**Provided data**
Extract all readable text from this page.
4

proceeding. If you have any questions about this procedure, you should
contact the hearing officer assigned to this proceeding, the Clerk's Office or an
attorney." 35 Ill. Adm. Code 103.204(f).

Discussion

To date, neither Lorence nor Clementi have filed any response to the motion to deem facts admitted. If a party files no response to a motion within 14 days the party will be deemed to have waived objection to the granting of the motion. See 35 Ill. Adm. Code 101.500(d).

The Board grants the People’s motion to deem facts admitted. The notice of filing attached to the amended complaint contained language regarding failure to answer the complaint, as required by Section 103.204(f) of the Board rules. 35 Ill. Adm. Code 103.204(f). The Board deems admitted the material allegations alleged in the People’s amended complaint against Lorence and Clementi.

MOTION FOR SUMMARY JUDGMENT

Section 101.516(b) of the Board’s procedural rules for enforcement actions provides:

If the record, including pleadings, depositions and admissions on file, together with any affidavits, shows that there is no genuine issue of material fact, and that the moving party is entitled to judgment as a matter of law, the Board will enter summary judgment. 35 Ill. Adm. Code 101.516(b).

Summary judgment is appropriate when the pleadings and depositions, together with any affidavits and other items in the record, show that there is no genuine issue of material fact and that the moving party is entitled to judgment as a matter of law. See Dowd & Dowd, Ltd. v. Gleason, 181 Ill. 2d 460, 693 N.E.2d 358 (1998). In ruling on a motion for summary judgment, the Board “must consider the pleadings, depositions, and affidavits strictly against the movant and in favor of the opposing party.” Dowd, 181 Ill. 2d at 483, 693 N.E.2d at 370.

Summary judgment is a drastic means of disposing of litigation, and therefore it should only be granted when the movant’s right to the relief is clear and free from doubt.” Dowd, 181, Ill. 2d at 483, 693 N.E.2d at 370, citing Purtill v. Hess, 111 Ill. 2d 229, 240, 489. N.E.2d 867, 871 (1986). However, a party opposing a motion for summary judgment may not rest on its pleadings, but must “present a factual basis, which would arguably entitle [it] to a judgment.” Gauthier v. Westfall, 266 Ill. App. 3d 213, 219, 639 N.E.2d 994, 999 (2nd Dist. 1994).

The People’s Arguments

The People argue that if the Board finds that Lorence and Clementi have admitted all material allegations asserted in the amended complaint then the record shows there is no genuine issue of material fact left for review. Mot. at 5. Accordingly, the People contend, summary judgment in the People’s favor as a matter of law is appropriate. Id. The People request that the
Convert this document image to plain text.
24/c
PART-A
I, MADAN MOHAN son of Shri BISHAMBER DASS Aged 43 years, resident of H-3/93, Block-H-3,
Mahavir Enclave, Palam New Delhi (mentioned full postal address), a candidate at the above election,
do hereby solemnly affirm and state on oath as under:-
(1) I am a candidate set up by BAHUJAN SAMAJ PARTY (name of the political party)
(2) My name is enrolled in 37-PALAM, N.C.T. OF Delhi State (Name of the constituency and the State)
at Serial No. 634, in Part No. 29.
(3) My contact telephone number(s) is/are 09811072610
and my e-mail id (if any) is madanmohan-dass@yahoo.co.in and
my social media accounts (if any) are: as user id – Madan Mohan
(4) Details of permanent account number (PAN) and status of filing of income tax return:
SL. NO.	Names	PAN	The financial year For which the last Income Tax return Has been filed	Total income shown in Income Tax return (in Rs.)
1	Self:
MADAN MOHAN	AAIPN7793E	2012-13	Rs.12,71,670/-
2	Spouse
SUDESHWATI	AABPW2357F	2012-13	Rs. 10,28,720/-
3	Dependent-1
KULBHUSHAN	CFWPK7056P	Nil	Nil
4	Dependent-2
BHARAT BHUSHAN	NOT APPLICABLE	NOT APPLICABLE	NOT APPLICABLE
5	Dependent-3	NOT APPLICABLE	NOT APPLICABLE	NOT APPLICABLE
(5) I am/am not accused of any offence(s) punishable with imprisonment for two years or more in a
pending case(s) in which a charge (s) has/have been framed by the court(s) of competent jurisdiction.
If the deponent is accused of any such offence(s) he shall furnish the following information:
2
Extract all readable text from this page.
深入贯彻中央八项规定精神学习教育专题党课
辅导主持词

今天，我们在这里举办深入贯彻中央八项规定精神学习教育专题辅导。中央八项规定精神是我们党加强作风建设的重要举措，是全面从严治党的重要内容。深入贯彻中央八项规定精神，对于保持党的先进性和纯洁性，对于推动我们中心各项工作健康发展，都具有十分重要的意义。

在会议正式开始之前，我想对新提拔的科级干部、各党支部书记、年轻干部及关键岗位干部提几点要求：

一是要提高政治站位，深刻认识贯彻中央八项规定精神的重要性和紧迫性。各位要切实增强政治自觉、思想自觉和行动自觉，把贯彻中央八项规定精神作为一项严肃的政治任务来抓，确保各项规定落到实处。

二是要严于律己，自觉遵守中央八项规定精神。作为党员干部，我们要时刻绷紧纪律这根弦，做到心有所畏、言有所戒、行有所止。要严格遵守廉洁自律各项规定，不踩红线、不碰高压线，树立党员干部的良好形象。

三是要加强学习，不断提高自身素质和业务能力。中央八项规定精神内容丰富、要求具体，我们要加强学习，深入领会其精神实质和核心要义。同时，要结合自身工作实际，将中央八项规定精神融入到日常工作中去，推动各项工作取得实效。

**Stated exercise**
Each entry must be reproduced verbatim.

**Task result**
Extract all readable text from this page.
4

proceeding. If you have any questions about this procedure, you should
contact the hearing officer assigned to this proceeding, the Clerk's Office or an
attorney." 35 Ill. Adm. Code 103.204(f).

Discussion

To date, neither Lorence nor Clementi have filed any response to the motion to deem facts admitted. If a party files no response to a motion within 14 days the party will be deemed to have waived objection to the granting of the motion. See 35 Ill. Adm. Code 101.500(d).

The Board grants the People’s motion to deem facts admitted. The notice of filing attached to the amended complaint contained language regarding failure to answer the complaint, as required by Section 103.204(f) of the Board rules. 35 Ill. Adm. Code 103.204(f). The Board deems admitted the material allegations alleged in the People’s amended complaint against Lorence and Clementi.

MOTION FOR SUMMARY JUDGMENT

Section 101.516(b) of the Board’s procedural rules for enforcement actions provides:

If the record, including pleadings, depositions and admissions on file, together with any affidavits, shows that there is no genuine issue of material fact, and that the moving party is entitled to judgment as a matter of law, the Board will enter summary judgment. 35 Ill. Adm. Code 101.516(b).

Summary judgment is appropriate when the pleadings and depositions, together with any affidavits and other items in the record, show that there is no genuine issue of material fact and that the moving party is entitled to judgment as a matter of law. See Dowd & Dowd, Ltd. v. Gleason, 181 Ill. 2d 460, 693 N.E.2d 358 (1998). In ruling on a motion for summary judgment, the Board “must consider the pleadings, depositions, and affidavits strictly against the movant and in favor of the opposing party.” Dowd, 181 Ill. 2d at 483, 693 N.E.2d at 370.

Summary judgment is a drastic means of disposing of litigation, and therefore it should only be granted when the movant’s right to the relief is clear and free from doubt.” Dowd, 181, Ill. 2d at 483, 693 N.E.2d at 370, citing Purtill v. Hess, 111 Ill. 2d 229, 240, 489. N.E.2d 867, 871 (1986). However, a party opposing a motion for summary judgment may not rest on its pleadings, but must “present a factual basis, which would arguably entitle [it] to a judgment.” Gauthier v. Westfall, 266 Ill. App. 3d 213, 219, 639 N.E.2d 994, 999 (2nd Dist. 1994).

The People’s Arguments

The People argue that if the Board finds that Lorence and Clementi have admitted all material allegations asserted in the amended complaint then the record shows there is no genuine issue of material fact left for review. Mot. at 5. Accordingly, the People contend, summary judgment in the People’s favor as a matter of law is appropriate. Id. The People request that the
Convert this document image to plain text.
24/c
PART-A
I, MADAN MOHAN son of Shri BISHAMBER DASS Aged 43 years, resident of H-3/93, Block-H-3,
Mahavir Enclave, Palam New Delhi (mentioned full postal address), a candidate at the above election,
do hereby solemnly affirm and state on oath as under:-
(1) I am a candidate set up by BAHUJAN SAMAJ PARTY (name of the political party)
(2) My name is enrolled in 37-PALAM, N.C.T. OF Delhi State (Name of the constituency and the State)
at Serial No. 634, in Part No. 29.
(3) My contact telephone number(s) is/are 09811072610
and my e-mail id (if any) is madanmohan-dass@yahoo.co.in and
my social media accounts (if any) are: as user id – Madan Mohan
(4) Details of permanent account number (PAN) and status of filing of income tax return:
SL. NO.	Names	PAN	The financial year For which the last Income Tax return Has been filed	Total income shown in Income Tax return (in Rs.)
1	Self:
MADAN MOHAN	AAIPN7793E	2012-13	Rs.12,71,670/-
2	Spouse
SUDESHWATI	AABPW2357F	2012-13	Rs. 10,28,720/-
3	Dependent-1
KULBHUSHAN	CFWPK7056P	Nil	Nil
4	Dependent-2
BHARAT BHUSHAN	NOT APPLICABLE	NOT APPLICABLE	NOT APPLICABLE
5	Dependent-3	NOT APPLICABLE	NOT APPLICABLE	NOT APPLICABLE
(5) I am/am not accused of any offence(s) punishable with imprisonment for two years or more in a
pending case(s) in which a charge (s) has/have been framed by the court(s) of competent jurisdiction.
If the deponent is accused of any such offence(s) he shall furnish the following information:
2
Extract all readable text from this page.
深入贯彻中央八项规定精神学习教育专题党课
辅导主持词

今天，我们在这里举办深入贯彻中央八项规定精神学习教育专题辅导。中央八项规定精神是我们党加强作风建设的重要举措，是全面从严治党的重要内容。深入贯彻中央八项规定精神，对于保持党的先进性和纯洁性，对于推动我们中心各项工作健康发展，都具有十分重要的意义。

在会议正式开始之前，我想对新提拔的科级干部、各党支部书记、年轻干部及关键岗位干部提几点要求：

一是要提高政治站位，深刻认识贯彻中央八项规定精神的重要性和紧迫性。各位要切实增强政治自觉、思想自觉和行动自觉，把贯彻中央八项规定精神作为一项严肃的政治任务来抓，确保各项规定落到实处。

二是要严于律己，自觉遵守中央八项规定精神。作为党员干部，我们要时刻绷紧纪律这根弦，做到心有所畏、言有所戒、行有所止。要严格遵守廉洁自律各项规定，不踩红线、不碰高压线，树立党员干部的良好形象。

三是要加强学习，不断提高自身素质和业务能力。中央八项规定精神内容丰富、要求具体，我们要加强学习，深入领会其精神实质和核心要义。同时，要结合自身工作实际，将中央八项规定精神融入到日常工作中去，推动各项工作取得实效。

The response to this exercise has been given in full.